(Excerpts from a figure dataset)
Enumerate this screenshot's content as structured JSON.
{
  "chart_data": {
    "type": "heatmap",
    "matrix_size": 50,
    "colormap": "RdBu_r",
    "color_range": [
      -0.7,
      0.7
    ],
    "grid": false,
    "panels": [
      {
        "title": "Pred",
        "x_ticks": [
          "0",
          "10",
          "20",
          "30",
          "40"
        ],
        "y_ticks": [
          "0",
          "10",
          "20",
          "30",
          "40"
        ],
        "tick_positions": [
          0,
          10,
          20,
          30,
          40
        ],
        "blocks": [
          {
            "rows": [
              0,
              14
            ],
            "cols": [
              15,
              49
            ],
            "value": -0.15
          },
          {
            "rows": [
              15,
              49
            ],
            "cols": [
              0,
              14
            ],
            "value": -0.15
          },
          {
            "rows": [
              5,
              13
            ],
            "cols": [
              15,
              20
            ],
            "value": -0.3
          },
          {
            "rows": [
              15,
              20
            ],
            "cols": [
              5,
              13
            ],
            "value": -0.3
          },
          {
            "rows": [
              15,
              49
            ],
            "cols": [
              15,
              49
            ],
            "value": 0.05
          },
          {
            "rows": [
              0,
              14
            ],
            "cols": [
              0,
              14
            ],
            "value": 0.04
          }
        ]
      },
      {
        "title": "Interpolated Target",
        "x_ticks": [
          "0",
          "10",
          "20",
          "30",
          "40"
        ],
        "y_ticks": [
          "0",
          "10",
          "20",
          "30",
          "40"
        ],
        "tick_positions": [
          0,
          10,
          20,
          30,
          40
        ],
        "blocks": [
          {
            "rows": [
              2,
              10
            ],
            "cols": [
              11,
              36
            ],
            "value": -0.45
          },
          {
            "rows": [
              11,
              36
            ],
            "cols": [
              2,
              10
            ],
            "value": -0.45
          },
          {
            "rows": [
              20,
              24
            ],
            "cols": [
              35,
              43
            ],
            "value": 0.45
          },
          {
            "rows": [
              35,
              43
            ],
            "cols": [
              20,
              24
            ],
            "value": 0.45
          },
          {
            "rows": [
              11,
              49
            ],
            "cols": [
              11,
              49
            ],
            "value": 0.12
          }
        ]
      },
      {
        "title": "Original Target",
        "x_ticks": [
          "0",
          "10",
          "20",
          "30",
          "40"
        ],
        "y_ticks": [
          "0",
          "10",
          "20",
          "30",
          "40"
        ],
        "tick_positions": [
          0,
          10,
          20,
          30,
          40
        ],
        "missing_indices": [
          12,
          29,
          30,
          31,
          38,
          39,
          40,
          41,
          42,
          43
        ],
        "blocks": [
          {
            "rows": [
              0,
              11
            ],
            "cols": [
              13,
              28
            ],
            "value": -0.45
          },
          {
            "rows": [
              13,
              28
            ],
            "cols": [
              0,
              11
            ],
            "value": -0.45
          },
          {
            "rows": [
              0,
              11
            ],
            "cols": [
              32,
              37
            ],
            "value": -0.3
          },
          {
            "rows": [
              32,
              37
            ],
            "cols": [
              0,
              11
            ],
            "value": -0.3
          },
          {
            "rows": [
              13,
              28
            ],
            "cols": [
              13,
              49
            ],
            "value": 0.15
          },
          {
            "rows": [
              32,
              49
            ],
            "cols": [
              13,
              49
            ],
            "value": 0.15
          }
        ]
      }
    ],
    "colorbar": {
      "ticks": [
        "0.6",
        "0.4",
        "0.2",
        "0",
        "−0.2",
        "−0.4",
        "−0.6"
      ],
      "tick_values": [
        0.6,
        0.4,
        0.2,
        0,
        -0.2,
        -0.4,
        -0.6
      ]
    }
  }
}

§ EXERCISE
Return a copy of every line that includes the word "Target".

§ RESPONSE TO THIS TASK
        "title": "Interpolated Target",
        "title": "Original Target",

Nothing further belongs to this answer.